**Aim**
Gather every line from the entries below that includes "this".

**Provided records**
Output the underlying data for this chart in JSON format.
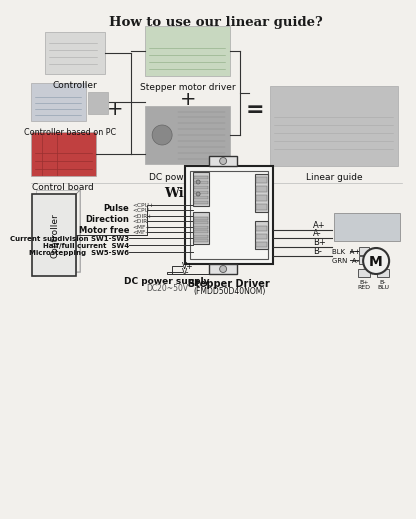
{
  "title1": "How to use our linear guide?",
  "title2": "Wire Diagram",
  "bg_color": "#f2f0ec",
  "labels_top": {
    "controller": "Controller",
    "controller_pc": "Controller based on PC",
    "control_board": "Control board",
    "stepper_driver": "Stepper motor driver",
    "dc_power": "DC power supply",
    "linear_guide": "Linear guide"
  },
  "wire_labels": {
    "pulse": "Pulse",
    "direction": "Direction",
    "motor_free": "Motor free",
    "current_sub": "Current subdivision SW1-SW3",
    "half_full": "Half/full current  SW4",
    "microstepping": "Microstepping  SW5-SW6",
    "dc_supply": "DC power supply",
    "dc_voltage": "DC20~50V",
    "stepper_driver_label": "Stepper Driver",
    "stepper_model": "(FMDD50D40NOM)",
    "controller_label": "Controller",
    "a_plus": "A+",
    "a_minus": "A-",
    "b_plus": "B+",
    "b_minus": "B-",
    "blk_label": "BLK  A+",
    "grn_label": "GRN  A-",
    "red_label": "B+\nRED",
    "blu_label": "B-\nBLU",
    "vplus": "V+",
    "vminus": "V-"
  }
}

---

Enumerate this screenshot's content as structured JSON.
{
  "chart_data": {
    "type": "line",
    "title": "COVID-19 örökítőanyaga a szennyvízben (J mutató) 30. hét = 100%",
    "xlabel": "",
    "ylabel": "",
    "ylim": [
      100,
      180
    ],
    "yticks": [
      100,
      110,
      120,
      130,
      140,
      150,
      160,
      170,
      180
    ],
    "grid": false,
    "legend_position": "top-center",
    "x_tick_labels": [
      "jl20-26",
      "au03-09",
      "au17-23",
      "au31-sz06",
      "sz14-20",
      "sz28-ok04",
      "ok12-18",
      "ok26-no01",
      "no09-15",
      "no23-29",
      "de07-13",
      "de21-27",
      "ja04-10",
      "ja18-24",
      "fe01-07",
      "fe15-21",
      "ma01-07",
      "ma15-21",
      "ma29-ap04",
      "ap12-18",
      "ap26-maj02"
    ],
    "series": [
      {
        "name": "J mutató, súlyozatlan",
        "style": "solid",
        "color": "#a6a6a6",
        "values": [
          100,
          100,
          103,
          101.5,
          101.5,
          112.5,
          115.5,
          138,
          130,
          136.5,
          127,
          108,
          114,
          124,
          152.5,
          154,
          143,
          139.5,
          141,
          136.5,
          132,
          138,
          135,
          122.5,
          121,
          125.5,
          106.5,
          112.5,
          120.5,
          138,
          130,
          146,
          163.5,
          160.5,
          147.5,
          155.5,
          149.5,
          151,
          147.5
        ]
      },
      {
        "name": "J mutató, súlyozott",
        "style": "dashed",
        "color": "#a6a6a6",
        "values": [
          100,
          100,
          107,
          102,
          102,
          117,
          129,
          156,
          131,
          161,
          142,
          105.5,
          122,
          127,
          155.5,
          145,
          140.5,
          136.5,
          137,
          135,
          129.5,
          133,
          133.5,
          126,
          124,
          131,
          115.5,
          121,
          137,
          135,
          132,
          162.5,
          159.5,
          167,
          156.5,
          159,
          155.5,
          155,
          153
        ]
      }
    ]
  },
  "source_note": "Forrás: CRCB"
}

**Response to the exercise**
Output the underlying data for this chart in JSON format.
Enumerate this screenshot's content as structured JSON.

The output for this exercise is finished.